▶ [Aim] Among the entries, which lines carry the string "bien"? Copy each of them.

▶ [Records to use]

_ _ _

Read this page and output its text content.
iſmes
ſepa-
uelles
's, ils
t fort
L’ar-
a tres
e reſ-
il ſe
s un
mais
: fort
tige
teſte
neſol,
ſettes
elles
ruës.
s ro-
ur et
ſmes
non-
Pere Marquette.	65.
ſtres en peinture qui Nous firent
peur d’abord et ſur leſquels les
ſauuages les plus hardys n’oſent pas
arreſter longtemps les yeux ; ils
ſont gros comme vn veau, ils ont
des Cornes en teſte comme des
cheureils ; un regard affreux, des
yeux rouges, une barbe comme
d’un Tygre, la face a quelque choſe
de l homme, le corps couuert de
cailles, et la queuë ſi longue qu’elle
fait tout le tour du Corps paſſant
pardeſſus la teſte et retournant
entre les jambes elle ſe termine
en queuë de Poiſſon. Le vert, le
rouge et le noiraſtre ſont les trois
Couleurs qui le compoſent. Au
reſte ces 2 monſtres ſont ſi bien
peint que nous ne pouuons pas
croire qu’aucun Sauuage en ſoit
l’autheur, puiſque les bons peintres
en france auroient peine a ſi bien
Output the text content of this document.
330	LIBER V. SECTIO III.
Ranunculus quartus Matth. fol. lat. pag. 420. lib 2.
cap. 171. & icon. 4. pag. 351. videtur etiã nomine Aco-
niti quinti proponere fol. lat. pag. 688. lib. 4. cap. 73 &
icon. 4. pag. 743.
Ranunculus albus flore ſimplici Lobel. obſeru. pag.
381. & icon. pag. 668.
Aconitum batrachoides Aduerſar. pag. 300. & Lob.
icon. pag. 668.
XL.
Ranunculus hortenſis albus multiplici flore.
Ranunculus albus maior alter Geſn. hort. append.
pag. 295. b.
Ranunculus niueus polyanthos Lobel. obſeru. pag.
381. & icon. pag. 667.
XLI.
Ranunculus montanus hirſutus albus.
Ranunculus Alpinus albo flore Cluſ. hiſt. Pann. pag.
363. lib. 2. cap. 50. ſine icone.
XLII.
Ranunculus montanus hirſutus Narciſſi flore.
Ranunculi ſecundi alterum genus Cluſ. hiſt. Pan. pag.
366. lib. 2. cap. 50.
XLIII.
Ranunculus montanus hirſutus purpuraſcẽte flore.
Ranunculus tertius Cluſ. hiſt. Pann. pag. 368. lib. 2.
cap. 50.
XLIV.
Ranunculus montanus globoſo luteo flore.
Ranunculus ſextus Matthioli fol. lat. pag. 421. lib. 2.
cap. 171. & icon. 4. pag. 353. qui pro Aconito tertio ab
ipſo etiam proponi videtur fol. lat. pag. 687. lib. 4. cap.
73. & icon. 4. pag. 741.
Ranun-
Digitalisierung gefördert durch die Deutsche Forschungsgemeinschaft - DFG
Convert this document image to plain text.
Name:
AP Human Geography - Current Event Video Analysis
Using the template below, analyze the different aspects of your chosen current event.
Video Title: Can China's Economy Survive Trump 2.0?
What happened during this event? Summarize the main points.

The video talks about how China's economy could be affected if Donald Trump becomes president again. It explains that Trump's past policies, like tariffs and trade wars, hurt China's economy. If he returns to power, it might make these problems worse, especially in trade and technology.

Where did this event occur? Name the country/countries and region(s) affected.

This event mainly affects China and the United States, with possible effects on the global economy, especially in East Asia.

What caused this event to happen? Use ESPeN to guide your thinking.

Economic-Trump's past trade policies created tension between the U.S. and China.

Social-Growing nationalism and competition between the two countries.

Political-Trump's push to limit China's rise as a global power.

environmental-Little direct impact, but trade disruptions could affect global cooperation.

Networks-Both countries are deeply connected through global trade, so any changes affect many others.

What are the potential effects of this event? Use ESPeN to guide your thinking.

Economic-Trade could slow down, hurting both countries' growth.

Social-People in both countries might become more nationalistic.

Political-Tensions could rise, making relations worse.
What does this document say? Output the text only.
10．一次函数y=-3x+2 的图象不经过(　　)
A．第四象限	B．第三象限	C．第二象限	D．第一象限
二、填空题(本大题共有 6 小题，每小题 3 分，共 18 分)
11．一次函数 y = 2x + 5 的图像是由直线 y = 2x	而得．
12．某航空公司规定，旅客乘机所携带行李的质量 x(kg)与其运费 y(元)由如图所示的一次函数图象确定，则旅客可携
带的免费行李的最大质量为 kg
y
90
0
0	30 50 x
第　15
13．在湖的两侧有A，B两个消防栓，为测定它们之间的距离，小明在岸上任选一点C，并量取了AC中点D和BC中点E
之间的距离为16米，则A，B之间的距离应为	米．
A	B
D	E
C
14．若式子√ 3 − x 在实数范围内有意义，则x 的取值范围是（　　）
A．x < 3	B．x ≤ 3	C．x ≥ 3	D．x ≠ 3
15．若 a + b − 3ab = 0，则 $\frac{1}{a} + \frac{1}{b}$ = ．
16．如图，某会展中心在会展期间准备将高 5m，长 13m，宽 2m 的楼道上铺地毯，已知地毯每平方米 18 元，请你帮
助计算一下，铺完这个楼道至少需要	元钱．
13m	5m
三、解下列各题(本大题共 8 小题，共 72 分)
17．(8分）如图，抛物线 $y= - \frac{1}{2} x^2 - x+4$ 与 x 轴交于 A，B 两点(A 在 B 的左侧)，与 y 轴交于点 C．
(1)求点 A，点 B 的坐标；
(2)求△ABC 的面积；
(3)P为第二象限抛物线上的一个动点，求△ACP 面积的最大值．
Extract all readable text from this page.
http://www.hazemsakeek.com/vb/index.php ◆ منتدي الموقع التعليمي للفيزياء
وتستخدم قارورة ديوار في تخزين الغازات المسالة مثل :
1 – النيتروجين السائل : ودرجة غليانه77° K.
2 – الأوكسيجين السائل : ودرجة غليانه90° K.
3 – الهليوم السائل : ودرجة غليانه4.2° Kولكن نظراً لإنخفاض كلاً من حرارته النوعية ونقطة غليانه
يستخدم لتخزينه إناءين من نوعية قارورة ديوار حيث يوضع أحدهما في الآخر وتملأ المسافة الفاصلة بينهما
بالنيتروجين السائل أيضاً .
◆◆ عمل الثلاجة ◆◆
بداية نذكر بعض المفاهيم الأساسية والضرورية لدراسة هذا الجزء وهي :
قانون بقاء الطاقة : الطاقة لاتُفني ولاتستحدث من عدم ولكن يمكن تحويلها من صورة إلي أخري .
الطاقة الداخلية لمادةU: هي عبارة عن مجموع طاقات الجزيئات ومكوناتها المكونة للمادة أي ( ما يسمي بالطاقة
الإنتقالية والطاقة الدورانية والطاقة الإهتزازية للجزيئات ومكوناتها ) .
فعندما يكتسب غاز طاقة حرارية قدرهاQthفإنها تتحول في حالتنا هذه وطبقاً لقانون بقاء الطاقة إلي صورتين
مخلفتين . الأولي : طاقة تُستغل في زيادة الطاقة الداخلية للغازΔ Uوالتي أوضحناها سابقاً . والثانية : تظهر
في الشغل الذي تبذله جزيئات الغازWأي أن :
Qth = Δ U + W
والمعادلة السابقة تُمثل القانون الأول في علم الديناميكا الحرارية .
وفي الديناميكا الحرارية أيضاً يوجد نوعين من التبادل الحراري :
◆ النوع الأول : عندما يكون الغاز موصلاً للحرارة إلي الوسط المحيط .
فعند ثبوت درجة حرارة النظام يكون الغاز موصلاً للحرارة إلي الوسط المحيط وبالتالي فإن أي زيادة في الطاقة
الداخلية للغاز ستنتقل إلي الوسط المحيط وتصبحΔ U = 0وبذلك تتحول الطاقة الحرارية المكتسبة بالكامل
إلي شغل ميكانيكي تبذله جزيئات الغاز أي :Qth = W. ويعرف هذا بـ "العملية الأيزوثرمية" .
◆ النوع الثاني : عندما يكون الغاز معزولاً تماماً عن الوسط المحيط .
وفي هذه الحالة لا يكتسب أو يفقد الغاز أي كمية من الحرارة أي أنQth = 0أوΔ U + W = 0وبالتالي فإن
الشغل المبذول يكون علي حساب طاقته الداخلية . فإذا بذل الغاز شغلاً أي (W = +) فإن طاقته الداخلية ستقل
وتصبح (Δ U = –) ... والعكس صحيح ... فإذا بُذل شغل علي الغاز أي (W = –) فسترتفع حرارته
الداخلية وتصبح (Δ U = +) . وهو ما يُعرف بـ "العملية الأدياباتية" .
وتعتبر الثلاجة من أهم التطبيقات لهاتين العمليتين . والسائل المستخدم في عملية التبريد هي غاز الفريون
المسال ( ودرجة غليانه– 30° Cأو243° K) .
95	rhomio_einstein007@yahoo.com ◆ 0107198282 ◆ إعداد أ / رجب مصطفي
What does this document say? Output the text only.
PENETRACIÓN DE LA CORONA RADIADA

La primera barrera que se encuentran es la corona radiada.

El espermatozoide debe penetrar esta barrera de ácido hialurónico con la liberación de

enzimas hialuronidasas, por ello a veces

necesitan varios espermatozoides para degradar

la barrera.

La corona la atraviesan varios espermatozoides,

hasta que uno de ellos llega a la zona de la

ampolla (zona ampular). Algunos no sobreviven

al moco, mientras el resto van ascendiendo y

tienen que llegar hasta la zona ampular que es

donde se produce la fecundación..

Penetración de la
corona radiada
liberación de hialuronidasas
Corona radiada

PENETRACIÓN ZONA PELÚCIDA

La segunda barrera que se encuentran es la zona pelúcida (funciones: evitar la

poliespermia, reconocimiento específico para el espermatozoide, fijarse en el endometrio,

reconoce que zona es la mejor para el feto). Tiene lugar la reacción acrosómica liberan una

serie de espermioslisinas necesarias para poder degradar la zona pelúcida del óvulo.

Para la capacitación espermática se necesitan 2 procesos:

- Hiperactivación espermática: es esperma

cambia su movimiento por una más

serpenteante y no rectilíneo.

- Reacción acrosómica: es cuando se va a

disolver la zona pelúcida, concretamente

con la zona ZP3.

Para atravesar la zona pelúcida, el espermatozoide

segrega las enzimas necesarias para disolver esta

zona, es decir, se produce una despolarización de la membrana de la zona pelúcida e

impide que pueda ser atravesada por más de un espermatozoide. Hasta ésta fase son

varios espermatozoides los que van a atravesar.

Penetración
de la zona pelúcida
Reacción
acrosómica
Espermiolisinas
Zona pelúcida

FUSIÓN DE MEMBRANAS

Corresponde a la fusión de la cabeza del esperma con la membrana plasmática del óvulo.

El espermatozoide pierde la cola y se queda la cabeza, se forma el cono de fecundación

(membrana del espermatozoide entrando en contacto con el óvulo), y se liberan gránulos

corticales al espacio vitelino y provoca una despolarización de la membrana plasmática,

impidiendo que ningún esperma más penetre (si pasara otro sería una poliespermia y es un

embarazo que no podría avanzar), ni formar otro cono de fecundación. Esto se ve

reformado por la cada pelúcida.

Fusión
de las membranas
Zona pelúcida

_ _ _

▶ [Answer]
reſte ces 2 monſtres ſont ſi bien
en france auroient peine a ſi bien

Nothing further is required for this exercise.